Data pulled from a collection:
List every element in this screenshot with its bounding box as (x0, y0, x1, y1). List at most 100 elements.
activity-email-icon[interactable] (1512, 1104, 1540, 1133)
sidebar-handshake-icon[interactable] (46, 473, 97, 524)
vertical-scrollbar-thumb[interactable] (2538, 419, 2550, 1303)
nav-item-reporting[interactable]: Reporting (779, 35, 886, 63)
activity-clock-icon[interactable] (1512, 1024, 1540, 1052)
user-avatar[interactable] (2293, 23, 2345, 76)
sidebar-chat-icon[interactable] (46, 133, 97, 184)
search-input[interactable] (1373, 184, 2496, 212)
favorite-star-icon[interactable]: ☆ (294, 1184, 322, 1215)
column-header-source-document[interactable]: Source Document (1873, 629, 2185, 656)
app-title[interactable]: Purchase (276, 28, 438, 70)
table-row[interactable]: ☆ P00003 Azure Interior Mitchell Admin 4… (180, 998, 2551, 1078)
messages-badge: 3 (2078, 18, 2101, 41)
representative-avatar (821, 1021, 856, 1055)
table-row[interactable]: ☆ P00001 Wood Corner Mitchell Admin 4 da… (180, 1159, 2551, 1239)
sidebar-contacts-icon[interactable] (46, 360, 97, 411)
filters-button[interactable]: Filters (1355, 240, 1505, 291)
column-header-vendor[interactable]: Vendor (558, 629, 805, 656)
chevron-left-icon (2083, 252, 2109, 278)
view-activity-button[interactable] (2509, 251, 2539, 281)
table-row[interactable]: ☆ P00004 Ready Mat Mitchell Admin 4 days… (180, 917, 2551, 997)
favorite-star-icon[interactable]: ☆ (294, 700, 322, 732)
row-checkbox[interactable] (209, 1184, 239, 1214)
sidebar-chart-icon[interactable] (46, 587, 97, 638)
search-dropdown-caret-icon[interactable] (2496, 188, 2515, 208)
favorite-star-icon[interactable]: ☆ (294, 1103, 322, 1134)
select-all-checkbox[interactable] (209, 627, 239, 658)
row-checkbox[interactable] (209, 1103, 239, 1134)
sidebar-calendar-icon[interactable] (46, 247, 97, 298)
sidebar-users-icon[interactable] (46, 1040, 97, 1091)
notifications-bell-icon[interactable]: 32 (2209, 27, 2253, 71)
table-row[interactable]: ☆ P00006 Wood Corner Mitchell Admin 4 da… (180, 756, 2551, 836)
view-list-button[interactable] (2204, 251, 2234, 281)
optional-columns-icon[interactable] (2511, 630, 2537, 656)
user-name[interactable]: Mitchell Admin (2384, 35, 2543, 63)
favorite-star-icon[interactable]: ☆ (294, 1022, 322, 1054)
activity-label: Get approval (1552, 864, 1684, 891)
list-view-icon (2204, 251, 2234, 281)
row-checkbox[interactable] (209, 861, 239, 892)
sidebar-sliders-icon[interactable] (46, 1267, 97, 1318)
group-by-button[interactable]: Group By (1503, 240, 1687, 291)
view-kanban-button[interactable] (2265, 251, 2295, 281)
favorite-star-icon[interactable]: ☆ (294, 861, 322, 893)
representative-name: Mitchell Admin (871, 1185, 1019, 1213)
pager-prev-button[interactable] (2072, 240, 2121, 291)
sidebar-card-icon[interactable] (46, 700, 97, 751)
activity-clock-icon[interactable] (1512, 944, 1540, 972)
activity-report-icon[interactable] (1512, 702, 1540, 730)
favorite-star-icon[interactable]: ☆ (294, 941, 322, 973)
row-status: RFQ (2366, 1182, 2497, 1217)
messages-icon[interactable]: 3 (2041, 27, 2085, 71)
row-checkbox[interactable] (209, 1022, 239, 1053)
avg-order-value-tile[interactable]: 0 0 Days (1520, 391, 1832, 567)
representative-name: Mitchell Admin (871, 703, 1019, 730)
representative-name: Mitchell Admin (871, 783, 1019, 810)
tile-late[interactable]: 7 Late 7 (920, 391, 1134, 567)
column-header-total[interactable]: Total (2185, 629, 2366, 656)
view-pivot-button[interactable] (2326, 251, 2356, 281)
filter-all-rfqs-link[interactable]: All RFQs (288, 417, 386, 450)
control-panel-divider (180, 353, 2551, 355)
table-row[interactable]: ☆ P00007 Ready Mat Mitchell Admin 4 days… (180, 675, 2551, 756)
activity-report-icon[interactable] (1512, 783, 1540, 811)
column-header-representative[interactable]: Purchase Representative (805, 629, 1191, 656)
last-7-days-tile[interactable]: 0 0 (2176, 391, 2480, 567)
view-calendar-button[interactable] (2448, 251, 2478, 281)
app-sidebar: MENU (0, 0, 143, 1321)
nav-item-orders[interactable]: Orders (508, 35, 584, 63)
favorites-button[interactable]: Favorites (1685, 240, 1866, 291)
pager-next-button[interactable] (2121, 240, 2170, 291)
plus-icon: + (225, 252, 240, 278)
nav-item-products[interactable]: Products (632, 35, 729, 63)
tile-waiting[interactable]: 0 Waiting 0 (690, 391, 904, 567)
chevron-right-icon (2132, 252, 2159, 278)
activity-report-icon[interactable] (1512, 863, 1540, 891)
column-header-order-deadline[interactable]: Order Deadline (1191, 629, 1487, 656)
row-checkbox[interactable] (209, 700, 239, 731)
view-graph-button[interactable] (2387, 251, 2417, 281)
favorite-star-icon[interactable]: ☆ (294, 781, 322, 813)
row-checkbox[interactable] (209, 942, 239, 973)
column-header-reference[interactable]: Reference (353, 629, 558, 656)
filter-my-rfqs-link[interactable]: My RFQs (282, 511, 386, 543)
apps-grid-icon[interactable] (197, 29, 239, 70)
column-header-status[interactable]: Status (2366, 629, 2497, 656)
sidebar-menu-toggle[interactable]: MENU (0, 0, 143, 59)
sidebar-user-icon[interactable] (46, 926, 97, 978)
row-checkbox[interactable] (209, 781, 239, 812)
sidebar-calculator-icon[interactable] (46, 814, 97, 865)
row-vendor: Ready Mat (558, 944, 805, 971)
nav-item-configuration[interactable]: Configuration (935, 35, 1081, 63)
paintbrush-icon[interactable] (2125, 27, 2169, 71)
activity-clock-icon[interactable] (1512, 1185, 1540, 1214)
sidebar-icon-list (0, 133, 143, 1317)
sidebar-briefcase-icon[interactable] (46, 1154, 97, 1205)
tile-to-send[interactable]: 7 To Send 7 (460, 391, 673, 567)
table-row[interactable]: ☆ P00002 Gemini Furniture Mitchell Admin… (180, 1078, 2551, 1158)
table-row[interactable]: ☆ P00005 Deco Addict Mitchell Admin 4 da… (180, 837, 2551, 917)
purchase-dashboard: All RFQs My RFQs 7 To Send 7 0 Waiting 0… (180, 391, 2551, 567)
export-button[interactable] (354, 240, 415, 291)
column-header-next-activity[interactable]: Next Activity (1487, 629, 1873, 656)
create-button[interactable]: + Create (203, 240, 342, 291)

*Request*: Rewrite the records with "Wood Corner" changed to "Timber Corner" everywhere it appears, leaving every other part the same.

*Exercise answer*:
List every element in this screenshot with its bounding box as (x0, y0, x1, y1). List at most 100 elements.
activity-email-icon[interactable] (1512, 1104, 1540, 1133)
sidebar-handshake-icon[interactable] (46, 473, 97, 524)
vertical-scrollbar-thumb[interactable] (2538, 419, 2550, 1303)
nav-item-reporting[interactable]: Reporting (779, 35, 886, 63)
activity-clock-icon[interactable] (1512, 1024, 1540, 1052)
user-avatar[interactable] (2293, 23, 2345, 76)
sidebar-chat-icon[interactable] (46, 133, 97, 184)
search-input[interactable] (1373, 184, 2496, 212)
favorite-star-icon[interactable]: ☆ (294, 1184, 322, 1215)
column-header-source-document[interactable]: Source Document (1873, 629, 2185, 656)
app-title[interactable]: Purchase (276, 28, 438, 70)
table-row[interactable]: ☆ P00003 Azure Interior Mitchell Admin 4… (180, 998, 2551, 1078)
messages-badge: 3 (2078, 18, 2101, 41)
representative-avatar (821, 1021, 856, 1055)
table-row[interactable]: ☆ P00001 Timber Corner Mitchell Admin 4 da… (180, 1159, 2551, 1239)
sidebar-contacts-icon[interactable] (46, 360, 97, 411)
filters-button[interactable]: Filters (1355, 240, 1505, 291)
column-header-vendor[interactable]: Vendor (558, 629, 805, 656)
chevron-left-icon (2083, 252, 2109, 278)
view-activity-button[interactable] (2509, 251, 2539, 281)
table-row[interactable]: ☆ P00004 Ready Mat Mitchell Admin 4 days… (180, 917, 2551, 997)
favorite-star-icon[interactable]: ☆ (294, 700, 322, 732)
row-checkbox[interactable] (209, 1184, 239, 1214)
sidebar-chart-icon[interactable] (46, 587, 97, 638)
search-dropdown-caret-icon[interactable] (2496, 188, 2515, 208)
favorite-star-icon[interactable]: ☆ (294, 1103, 322, 1134)
select-all-checkbox[interactable] (209, 627, 239, 658)
row-checkbox[interactable] (209, 1103, 239, 1134)
sidebar-calendar-icon[interactable] (46, 247, 97, 298)
sidebar-users-icon[interactable] (46, 1040, 97, 1091)
notifications-bell-icon[interactable]: 32 (2209, 27, 2253, 71)
table-row[interactable]: ☆ P00006 Timber Corner Mitchell Admin 4 da… (180, 756, 2551, 836)
view-list-button[interactable] (2204, 251, 2234, 281)
optional-columns-icon[interactable] (2511, 630, 2537, 656)
user-name[interactable]: Mitchell Admin (2384, 35, 2543, 63)
favorite-star-icon[interactable]: ☆ (294, 1022, 322, 1054)
activity-label: Get approval (1552, 864, 1684, 891)
list-view-icon (2204, 251, 2234, 281)
row-checkbox[interactable] (209, 861, 239, 892)
sidebar-sliders-icon[interactable] (46, 1267, 97, 1318)
group-by-button[interactable]: Group By (1503, 240, 1687, 291)
view-kanban-button[interactable] (2265, 251, 2295, 281)
favorite-star-icon[interactable]: ☆ (294, 861, 322, 893)
representative-name: Mitchell Admin (871, 1185, 1019, 1213)
pager-prev-button[interactable] (2072, 240, 2121, 291)
sidebar-card-icon[interactable] (46, 700, 97, 751)
activity-clock-icon[interactable] (1512, 944, 1540, 972)
activity-report-icon[interactable] (1512, 702, 1540, 730)
favorite-star-icon[interactable]: ☆ (294, 941, 322, 973)
row-status: RFQ (2366, 1182, 2497, 1217)
messages-icon[interactable]: 3 (2041, 27, 2085, 71)
row-checkbox[interactable] (209, 1022, 239, 1053)
avg-order-value-tile[interactable]: 0 0 Days (1520, 391, 1832, 567)
representative-name: Mitchell Admin (871, 703, 1019, 730)
representative-name: Mitchell Admin (871, 783, 1019, 810)
tile-late[interactable]: 7 Late 7 (920, 391, 1134, 567)
column-header-total[interactable]: Total (2185, 629, 2366, 656)
view-pivot-button[interactable] (2326, 251, 2356, 281)
filter-all-rfqs-link[interactable]: All RFQs (288, 417, 386, 450)
control-panel-divider (180, 353, 2551, 355)
table-row[interactable]: ☆ P00007 Ready Mat Mitchell Admin 4 days… (180, 675, 2551, 756)
activity-report-icon[interactable] (1512, 783, 1540, 811)
column-header-representative[interactable]: Purchase Representative (805, 629, 1191, 656)
last-7-days-tile[interactable]: 0 0 (2176, 391, 2480, 567)
view-calendar-button[interactable] (2448, 251, 2478, 281)
app-sidebar: MENU (0, 0, 143, 1321)
nav-item-orders[interactable]: Orders (508, 35, 584, 63)
favorites-button[interactable]: Favorites (1685, 240, 1866, 291)
pager-next-button[interactable] (2121, 240, 2170, 291)
plus-icon: + (225, 252, 240, 278)
nav-item-products[interactable]: Products (632, 35, 729, 63)
tile-waiting[interactable]: 0 Waiting 0 (690, 391, 904, 567)
chevron-right-icon (2132, 252, 2159, 278)
activity-report-icon[interactable] (1512, 863, 1540, 891)
column-header-order-deadline[interactable]: Order Deadline (1191, 629, 1487, 656)
row-checkbox[interactable] (209, 700, 239, 731)
view-graph-button[interactable] (2387, 251, 2417, 281)
favorite-star-icon[interactable]: ☆ (294, 781, 322, 813)
row-checkbox[interactable] (209, 942, 239, 973)
column-header-reference[interactable]: Reference (353, 629, 558, 656)
filter-my-rfqs-link[interactable]: My RFQs (282, 511, 386, 543)
apps-grid-icon[interactable] (197, 29, 239, 70)
column-header-status[interactable]: Status (2366, 629, 2497, 656)
sidebar-menu-toggle[interactable]: MENU (0, 0, 143, 59)
sidebar-user-icon[interactable] (46, 926, 97, 978)
row-checkbox[interactable] (209, 781, 239, 812)
sidebar-calculator-icon[interactable] (46, 814, 97, 865)
row-vendor: Ready Mat (558, 944, 805, 971)
nav-item-configuration[interactable]: Configuration (935, 35, 1081, 63)
paintbrush-icon[interactable] (2125, 27, 2169, 71)
activity-clock-icon[interactable] (1512, 1185, 1540, 1214)
sidebar-icon-list (0, 133, 143, 1317)
sidebar-briefcase-icon[interactable] (46, 1154, 97, 1205)
tile-to-send[interactable]: 7 To Send 7 (460, 391, 673, 567)
table-row[interactable]: ☆ P00002 Gemini Furniture Mitchell Admin… (180, 1078, 2551, 1158)
table-row[interactable]: ☆ P00005 Deco Addict Mitchell Admin 4 da… (180, 837, 2551, 917)
purchase-dashboard: All RFQs My RFQs 7 To Send 7 0 Waiting 0… (180, 391, 2551, 567)
export-button[interactable] (354, 240, 415, 291)
column-header-next-activity[interactable]: Next Activity (1487, 629, 1873, 656)
create-button[interactable]: + Create (203, 240, 342, 291)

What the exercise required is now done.